→ SHORT EXERCISE: Write out the data below exactly as given, without any of its pictures.

Stored data:
## Begin

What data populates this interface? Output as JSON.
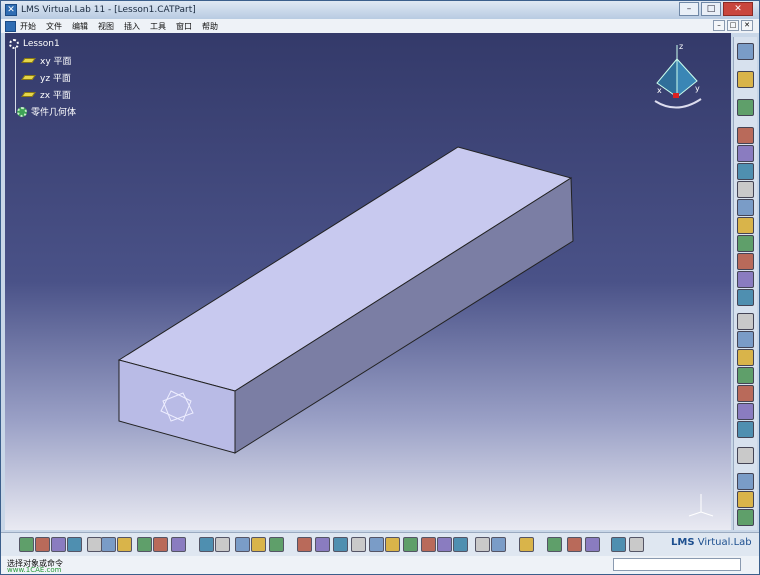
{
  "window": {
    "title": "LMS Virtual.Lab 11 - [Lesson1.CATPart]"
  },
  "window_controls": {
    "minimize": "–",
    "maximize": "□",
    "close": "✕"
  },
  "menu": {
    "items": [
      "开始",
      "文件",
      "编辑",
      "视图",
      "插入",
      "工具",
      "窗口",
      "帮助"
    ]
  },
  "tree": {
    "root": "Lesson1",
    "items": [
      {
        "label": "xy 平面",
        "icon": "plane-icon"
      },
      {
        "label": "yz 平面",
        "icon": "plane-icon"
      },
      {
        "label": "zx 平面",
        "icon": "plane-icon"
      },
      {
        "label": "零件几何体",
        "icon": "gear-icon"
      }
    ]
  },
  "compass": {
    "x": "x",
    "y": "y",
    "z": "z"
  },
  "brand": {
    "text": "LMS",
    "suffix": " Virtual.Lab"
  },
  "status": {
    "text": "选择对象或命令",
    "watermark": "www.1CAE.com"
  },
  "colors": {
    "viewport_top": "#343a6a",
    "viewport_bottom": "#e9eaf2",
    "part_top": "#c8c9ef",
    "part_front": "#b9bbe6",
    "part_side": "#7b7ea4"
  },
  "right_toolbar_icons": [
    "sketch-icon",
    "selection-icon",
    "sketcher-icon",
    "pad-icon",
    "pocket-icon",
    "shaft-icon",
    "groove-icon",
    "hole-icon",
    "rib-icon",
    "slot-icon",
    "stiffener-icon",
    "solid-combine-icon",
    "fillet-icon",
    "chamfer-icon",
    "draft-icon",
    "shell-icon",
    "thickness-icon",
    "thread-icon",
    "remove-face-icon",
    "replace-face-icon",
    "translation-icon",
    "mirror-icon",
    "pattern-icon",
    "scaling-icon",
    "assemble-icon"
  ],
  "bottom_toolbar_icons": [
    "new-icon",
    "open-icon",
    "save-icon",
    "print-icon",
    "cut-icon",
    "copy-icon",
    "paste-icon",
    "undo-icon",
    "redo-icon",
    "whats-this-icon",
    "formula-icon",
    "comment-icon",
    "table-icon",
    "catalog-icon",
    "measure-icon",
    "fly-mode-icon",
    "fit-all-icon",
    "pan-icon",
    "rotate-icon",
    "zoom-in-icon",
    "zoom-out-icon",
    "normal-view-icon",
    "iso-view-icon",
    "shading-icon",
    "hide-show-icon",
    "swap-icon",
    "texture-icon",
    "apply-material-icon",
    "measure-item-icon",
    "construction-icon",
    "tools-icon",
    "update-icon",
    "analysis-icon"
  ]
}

## End

→ FULL ANSWER:
What data populates this interface? Output as JSON.
{
  "window": {
    "title": "LMS Virtual.Lab 11 - [Lesson1.CATPart]"
  },
  "window_controls": {
    "minimize": "–",
    "maximize": "□",
    "close": "✕"
  },
  "menu": {
    "items": [
      "开始",
      "文件",
      "编辑",
      "视图",
      "插入",
      "工具",
      "窗口",
      "帮助"
    ]
  },
  "tree": {
    "root": "Lesson1",
    "items": [
      {
        "label": "xy 平面",
        "icon": "plane-icon"
      },
      {
        "label": "yz 平面",
        "icon": "plane-icon"
      },
      {
        "label": "zx 平面",
        "icon": "plane-icon"
      },
      {
        "label": "零件几何体",
        "icon": "gear-icon"
      }
    ]
  },
  "compass": {
    "x": "x",
    "y": "y",
    "z": "z"
  },
  "brand": {
    "text": "LMS",
    "suffix": " Virtual.Lab"
  },
  "status": {
    "text": "选择对象或命令",
    "watermark": "www.1CAE.com"
  },
  "colors": {
    "viewport_top": "#343a6a",
    "viewport_bottom": "#e9eaf2",
    "part_top": "#c8c9ef",
    "part_front": "#b9bbe6",
    "part_side": "#7b7ea4"
  },
  "right_toolbar_icons": [
    "sketch-icon",
    "selection-icon",
    "sketcher-icon",
    "pad-icon",
    "pocket-icon",
    "shaft-icon",
    "groove-icon",
    "hole-icon",
    "rib-icon",
    "slot-icon",
    "stiffener-icon",
    "solid-combine-icon",
    "fillet-icon",
    "chamfer-icon",
    "draft-icon",
    "shell-icon",
    "thickness-icon",
    "thread-icon",
    "remove-face-icon",
    "replace-face-icon",
    "translation-icon",
    "mirror-icon",
    "pattern-icon",
    "scaling-icon",
    "assemble-icon"
  ],
  "bottom_toolbar_icons": [
    "new-icon",
    "open-icon",
    "save-icon",
    "print-icon",
    "cut-icon",
    "copy-icon",
    "paste-icon",
    "undo-icon",
    "redo-icon",
    "whats-this-icon",
    "formula-icon",
    "comment-icon",
    "table-icon",
    "catalog-icon",
    "measure-icon",
    "fly-mode-icon",
    "fit-all-icon",
    "pan-icon",
    "rotate-icon",
    "zoom-in-icon",
    "zoom-out-icon",
    "normal-view-icon",
    "iso-view-icon",
    "shading-icon",
    "hide-show-icon",
    "swap-icon",
    "texture-icon",
    "apply-material-icon",
    "measure-item-icon",
    "construction-icon",
    "tools-icon",
    "update-icon",
    "analysis-icon"
  ]
}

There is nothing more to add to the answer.